begin Passage shown
Based on the following Ref. [22], the blade imbalance was simulated by scaling the mass density of one blade, which creates an uneven distribution of mass with respect to the rotor. In addition, the aerodynamic asymmetry was simulated by adjusting the pitch of one blade, which creates an uneven torque across the rotor. In our paper, the blade imbalance is due to icing on the blade. Therefore, the imbalance of the blade is considered around 20% as uncertainty. We have designed a robust control to control the turbine in the presence of uncertainty due to the blade imbalance icing.

The uncertainties in the wind turbine include the linearized model parameters extracted from the nonlinear model, spring constant, and damping coefficient which change as the operating point deviates; another uncertainty is added to the system due to the existence of noise and disturbance in the input signal. All of these uncertainties are considered in suitable weather conditions. In this paper, cold weather and rotor inertia are viewed as other sources of uncertainty in the wind turbine system [23, 24]. If we place the wind turbine in Manjil, in the north of Iran, the turbine blades will freeze at the temperature below −10.3, the lowest measured temperature in the region between years 1989 and 2013. These icy turbine blades change the rotor mass. The open loop frequency response analysis of the linearized wind turbine and all five uncertainties will be applied to determine the exact range of changes in the rotor mass. Under the frequency response analysis of the system, the rotor inertia uncertainty can be considered between the range of 0 and 20%. The uncertainties in parameters can be shown as follows:
$$K_{\text{r}} = \bar{K}_{\text{r}} (1 + p_{{K_{\text{r}} }} \delta_{{K_{\text{r}} }} )$$
(25)
$$D_{\text{r}} = \bar{D}_{\text{r}} (1 + p_{{D_{\text{r}} }} \delta_{{D_{\text{r}} }} )$$
(26)
$$a = \bar{a}(1 + p_{a} \delta_{a} )$$
(27)
end Passage shown
begin Items
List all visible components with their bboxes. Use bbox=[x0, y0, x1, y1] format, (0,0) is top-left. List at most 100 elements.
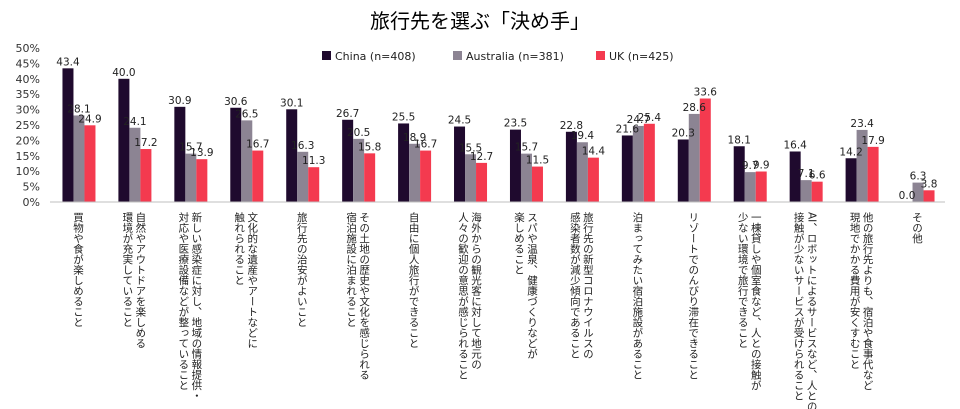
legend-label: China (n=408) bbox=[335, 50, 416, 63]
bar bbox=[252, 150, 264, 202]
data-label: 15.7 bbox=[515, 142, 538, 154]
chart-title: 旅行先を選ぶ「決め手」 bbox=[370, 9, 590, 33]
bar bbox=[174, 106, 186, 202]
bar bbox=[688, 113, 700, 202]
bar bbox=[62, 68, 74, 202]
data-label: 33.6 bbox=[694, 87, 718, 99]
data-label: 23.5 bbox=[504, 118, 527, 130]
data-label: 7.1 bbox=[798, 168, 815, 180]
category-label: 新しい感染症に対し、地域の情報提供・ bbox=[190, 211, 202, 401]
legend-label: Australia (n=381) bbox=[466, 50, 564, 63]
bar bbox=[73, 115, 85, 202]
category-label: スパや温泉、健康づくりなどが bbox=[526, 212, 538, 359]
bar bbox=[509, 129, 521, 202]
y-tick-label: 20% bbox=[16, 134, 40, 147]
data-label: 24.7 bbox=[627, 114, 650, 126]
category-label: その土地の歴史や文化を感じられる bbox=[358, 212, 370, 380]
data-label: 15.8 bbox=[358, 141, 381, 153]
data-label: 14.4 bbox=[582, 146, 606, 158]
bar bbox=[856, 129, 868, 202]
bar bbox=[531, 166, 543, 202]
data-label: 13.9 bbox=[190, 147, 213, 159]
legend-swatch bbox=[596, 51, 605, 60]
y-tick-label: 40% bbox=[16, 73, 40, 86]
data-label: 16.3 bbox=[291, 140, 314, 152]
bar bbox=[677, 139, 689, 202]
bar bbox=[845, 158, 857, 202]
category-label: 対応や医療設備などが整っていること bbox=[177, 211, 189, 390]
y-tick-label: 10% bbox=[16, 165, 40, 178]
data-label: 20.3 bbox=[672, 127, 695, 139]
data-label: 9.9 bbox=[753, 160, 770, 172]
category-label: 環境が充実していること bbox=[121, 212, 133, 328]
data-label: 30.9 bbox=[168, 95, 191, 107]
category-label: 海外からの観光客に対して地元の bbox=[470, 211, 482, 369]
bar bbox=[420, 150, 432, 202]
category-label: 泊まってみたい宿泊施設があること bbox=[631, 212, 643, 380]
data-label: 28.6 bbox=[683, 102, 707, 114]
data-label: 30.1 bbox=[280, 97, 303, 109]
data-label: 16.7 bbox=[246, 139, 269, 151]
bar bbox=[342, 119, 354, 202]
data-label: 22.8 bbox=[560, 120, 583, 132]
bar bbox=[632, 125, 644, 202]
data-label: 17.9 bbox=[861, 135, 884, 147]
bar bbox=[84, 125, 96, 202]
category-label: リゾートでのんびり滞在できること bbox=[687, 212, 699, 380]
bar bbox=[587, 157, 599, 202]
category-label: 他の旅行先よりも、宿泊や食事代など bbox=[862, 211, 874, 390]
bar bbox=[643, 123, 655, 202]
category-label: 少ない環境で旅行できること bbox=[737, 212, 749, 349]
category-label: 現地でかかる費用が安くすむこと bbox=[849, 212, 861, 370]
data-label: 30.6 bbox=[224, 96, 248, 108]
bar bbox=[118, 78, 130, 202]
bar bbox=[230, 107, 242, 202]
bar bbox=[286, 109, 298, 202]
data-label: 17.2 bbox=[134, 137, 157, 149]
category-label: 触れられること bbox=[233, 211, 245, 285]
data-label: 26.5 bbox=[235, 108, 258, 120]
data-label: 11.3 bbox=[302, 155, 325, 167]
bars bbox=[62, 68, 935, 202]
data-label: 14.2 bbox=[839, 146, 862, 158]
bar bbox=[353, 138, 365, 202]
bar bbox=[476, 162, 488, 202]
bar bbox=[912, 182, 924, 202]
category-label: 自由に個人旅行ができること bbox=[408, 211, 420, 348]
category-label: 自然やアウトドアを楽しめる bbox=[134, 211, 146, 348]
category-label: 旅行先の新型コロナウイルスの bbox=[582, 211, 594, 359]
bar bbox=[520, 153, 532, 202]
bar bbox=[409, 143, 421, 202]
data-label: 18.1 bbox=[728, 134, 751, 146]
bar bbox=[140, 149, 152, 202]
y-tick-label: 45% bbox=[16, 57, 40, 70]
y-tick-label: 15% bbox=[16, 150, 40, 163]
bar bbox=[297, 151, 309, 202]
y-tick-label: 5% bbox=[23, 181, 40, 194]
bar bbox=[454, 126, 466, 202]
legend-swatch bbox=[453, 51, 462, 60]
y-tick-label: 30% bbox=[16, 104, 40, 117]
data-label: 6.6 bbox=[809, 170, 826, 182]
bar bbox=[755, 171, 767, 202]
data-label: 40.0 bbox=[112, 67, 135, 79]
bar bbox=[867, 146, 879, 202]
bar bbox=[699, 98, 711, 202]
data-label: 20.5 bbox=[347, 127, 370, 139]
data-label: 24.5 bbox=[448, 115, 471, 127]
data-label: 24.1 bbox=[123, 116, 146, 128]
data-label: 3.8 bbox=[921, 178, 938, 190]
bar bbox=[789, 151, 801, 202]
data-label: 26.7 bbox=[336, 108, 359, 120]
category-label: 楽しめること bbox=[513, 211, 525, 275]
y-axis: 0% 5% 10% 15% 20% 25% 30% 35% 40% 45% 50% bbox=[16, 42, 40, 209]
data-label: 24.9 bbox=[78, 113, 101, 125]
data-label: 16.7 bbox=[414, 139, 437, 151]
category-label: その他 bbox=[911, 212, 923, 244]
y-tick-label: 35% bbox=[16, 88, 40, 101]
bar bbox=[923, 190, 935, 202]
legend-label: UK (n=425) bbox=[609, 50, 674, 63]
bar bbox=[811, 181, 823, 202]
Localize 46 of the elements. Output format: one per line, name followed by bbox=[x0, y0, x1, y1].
end Items
■ **Tasks**:
1. In the bounding box entries, rewrite the lines from the one with "legend-label: China (n=408)" to the one with "data-label: 7.1 bbox=[798, 168, 815, 180]", replacing "data-label" with "value-label" and leaving everything else the same.
2. Continue the passage on wind turbine uncertainty from where it stops.

■ **Expected answers**:
1.
legend-label: China (n=408) bbox=[335, 50, 416, 63]
bar bbox=[252, 150, 264, 202]
value-label: 15.7 bbox=[515, 142, 538, 154]
chart-title: 旅行先を選ぶ「決め手」 bbox=[370, 9, 590, 33]
bar bbox=[174, 106, 186, 202]
bar bbox=[688, 113, 700, 202]
bar bbox=[62, 68, 74, 202]
value-label: 33.6 bbox=[694, 87, 718, 99]
value-label: 23.5 bbox=[504, 118, 527, 130]
value-label: 7.1 bbox=[798, 168, 815, 180]

2.
$$a_{14} = \bar{a}_{14} (1 + p_{{a_{14} }} \delta_{{a_{14} }} )$$
(28)
$$J_{\text{r}} = \bar{J}_{\text{r}} (1 + p_{{J_{\text{r}} }} \delta_{{J_{\text{r}} }} )$$
(29)
There are two reasons why spring coefficient and the damping are considered as uncertainties:
  1. 1.

    There is deviation in the spring parameters from production to production and manufacturer to manufacturer.

     
  2. 2.

    It should be noted that the spring coefficient and damping may change in a long time due to continuous operation and aging.

     
In the above equations, \(\bar{K}_{\text{r}}\), \(\bar{D}_{\text{r}}\), \(\bar{a}\), \(\bar{a}_{14}\) are nominal parameter values, resulting from the spring constant, damping coefficient, linearization process*** and rotor inertia, respectively. \(p_{{K_{\text{r}} }}\), \(p_{{D_{\text{r}} }}\), \(p_{a}\), \(p_{{a_{14} }}\) indicate maximum relative uncertainties that are for uncertainty parameters which are shown in Table 2. \(\delta_{{K_{\text{r}} }}\), \(\delta_{{D_{\text{r}} }}\), \(\delta_{a}\), \(\delta_{{a_{14} }}\), \(\delta_{{J_{\text{r}} }}\) are relative changes in these parameters. Therefore,
$$\left| {\delta_{{K_{\text{r}} }} } \right| \le 1, \left| {\delta_{{D_{\text{r}} }} } \right| \le 1, \left| {\delta_{a} } \right| \le 1,\quad\left| {\delta_{{a_{14} }} } \right| \le 1, \left| {\delta_{{J_{\text{r}} }} } \right| \le 1$$
(30)
Table 2

Parameter uncertainties of the wind turbine

Parameter

Description

Unit

Tolerance

\(K_{\text{r}}\)

Spring coefficient

\({\text{Nm/rad}}\)

\(\pm 10\%\)

\(D_{\text{r}}\)

Damping

\(\left( {\frac{{{\text{kg}}\,{\text{m}}^{ 2} }}{{{\text{rad}}\,{\text{s}}}}} \right)\)

\(\pm 10\%\)

\(A\)

Linearization parameter

\(\pm 20\%\)

\(a_{14}\)

Linearization parameter

\(\pm 20\%\)

\(J_{\text{r}}\)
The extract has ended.